_Extracted text_
□ □ □

We may also contact you about new business opportunities for us to work together with you and to keep you informed of our activities. We are processing your personal information in this way because it is our legitimate interests to grow our business and explore new business opportunities with you. We will only do this if we believe that you would reasonably expect us to contact you in this way and that such processing does not have an impact on you in a way that would make this processing unfair.

We will not send you general marketing information as part of a group e-mailing campaign unless you have consented to being contacted in this way.

(6) You are: (a) a prospective customer or an employee of a prospective customer; or (b) a prospective supplier or an employee of a prospective supplier.

We will collect, store and use personal information including contact details of people who we might do business with as a supplier or a customer for the purpose of growing our business and exploring new business opportunities. We may collect this information from you, when you contact us (including through this website) or from a mutual contact. We will only collect contact information from your website or another third party website if we have identified you specifically as someone who may be interested in receiving a Service from us or delivering goods or services to us. We may contact you about new business opportunities for us to work together with you and to keep you informed of our activities.

□ □ □

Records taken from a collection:
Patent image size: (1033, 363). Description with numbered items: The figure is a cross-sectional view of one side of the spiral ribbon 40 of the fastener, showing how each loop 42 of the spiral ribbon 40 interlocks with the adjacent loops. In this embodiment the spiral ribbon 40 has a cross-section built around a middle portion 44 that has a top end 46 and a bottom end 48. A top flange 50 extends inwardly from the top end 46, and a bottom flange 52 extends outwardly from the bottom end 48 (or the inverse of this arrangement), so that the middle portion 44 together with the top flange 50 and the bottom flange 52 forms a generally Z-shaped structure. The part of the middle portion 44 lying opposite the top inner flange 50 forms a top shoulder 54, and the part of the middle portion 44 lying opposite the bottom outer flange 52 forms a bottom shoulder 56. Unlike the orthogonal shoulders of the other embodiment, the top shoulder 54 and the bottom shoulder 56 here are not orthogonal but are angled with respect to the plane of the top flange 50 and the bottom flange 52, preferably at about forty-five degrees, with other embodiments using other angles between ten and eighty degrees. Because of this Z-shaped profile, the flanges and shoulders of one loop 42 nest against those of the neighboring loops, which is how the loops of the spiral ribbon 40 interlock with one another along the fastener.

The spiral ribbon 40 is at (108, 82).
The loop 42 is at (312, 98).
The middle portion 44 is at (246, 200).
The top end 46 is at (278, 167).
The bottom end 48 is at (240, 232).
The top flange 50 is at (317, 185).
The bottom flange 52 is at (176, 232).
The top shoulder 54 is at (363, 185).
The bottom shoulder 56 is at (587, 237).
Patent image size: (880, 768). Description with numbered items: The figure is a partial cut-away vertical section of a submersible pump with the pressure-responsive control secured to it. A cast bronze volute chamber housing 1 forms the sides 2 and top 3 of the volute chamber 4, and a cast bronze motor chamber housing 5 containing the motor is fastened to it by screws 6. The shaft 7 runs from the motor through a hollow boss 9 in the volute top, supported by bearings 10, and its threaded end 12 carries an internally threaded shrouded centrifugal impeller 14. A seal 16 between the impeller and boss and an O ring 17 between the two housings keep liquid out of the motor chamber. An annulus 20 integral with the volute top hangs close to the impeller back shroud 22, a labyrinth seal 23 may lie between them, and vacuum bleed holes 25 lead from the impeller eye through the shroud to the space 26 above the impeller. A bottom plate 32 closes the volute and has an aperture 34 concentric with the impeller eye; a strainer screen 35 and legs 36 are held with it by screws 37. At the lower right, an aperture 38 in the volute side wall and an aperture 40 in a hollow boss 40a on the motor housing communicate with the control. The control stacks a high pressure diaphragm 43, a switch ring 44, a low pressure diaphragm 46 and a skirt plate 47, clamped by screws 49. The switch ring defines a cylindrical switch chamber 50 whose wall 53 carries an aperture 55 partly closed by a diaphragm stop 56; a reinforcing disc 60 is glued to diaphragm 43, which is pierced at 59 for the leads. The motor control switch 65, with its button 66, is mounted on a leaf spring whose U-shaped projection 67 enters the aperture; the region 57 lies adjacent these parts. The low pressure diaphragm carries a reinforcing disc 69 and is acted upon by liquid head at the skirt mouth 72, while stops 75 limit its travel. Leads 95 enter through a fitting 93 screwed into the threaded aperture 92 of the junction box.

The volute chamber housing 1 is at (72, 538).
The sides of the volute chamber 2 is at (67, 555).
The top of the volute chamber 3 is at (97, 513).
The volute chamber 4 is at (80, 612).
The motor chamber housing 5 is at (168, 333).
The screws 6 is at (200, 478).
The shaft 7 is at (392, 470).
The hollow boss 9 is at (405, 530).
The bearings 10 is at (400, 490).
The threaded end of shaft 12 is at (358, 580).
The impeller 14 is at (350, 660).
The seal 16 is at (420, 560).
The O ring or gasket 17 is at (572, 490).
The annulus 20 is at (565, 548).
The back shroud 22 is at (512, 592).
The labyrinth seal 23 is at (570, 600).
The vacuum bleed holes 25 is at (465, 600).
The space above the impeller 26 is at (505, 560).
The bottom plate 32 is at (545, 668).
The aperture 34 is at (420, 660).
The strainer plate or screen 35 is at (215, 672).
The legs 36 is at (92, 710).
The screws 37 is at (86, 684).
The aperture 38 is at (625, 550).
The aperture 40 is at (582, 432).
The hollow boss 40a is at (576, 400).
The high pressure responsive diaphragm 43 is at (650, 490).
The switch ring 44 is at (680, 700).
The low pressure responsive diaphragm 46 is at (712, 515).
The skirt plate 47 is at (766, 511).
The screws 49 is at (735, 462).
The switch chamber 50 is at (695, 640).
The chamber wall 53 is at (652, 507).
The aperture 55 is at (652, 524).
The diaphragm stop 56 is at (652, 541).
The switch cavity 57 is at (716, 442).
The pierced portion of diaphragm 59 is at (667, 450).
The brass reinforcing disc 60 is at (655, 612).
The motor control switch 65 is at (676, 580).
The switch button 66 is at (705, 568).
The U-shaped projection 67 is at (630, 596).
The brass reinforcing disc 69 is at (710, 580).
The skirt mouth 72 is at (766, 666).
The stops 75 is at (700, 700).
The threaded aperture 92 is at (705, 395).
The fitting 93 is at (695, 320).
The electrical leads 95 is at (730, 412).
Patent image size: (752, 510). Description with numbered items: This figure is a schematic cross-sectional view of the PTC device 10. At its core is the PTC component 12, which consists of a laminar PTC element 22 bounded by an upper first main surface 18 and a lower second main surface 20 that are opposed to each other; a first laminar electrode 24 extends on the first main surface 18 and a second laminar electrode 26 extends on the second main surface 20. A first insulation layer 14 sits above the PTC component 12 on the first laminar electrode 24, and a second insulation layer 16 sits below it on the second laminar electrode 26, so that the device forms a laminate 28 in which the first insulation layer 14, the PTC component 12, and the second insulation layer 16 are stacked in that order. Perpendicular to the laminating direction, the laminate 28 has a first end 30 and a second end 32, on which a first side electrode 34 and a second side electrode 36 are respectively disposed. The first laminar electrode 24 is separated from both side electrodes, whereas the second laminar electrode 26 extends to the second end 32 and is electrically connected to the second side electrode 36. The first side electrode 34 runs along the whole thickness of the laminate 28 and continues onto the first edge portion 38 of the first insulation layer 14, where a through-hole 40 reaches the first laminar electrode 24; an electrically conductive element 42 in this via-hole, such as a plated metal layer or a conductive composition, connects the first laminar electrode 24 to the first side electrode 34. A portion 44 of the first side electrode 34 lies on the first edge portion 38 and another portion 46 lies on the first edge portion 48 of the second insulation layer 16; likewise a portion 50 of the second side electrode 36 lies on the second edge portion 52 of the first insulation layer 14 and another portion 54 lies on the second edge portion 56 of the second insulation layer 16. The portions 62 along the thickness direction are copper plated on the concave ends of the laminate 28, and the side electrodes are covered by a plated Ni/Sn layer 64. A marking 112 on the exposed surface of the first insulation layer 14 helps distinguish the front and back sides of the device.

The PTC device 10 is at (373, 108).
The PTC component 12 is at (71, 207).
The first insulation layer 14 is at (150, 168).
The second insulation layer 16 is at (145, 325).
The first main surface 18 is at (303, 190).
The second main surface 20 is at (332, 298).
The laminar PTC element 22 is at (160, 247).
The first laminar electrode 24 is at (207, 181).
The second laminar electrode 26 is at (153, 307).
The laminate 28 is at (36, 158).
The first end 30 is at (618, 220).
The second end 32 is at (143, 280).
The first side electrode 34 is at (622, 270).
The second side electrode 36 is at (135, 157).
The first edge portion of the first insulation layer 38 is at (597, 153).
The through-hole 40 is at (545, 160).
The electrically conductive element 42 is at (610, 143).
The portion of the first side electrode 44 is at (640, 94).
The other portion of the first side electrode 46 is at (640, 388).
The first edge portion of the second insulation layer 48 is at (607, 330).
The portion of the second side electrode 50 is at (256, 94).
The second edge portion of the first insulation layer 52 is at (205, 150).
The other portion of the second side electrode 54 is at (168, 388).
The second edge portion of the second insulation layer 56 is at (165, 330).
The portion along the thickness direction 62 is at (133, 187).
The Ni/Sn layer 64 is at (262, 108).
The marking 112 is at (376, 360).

□ □ □

_Task requirements_
• 1. From the privacy text, return the passage that begins at the words "We may also" and ends after "in this way.", copied word for word.
• 2. According to the privacy text, under what condition will general marketing information be sent to someone as part of a group e-mailing campaign?

_Activity answers_
• 1.
We may also contact you about new business opportunities for us to work together with you and to keep you informed of our activities. We are processing your personal information in this way because it is our legitimate interests to grow our business and explore new business opportunities with you. We will only do this if we believe that you would reasonably expect us to contact you in this way and that such processing does not have an impact on you in a way that would make this processing unfair.

We will not send you general marketing information as part of a group e-mailing campaign unless you have consented to being contacted in this way.

• 2. Only if the person has consented to being contacted in this way.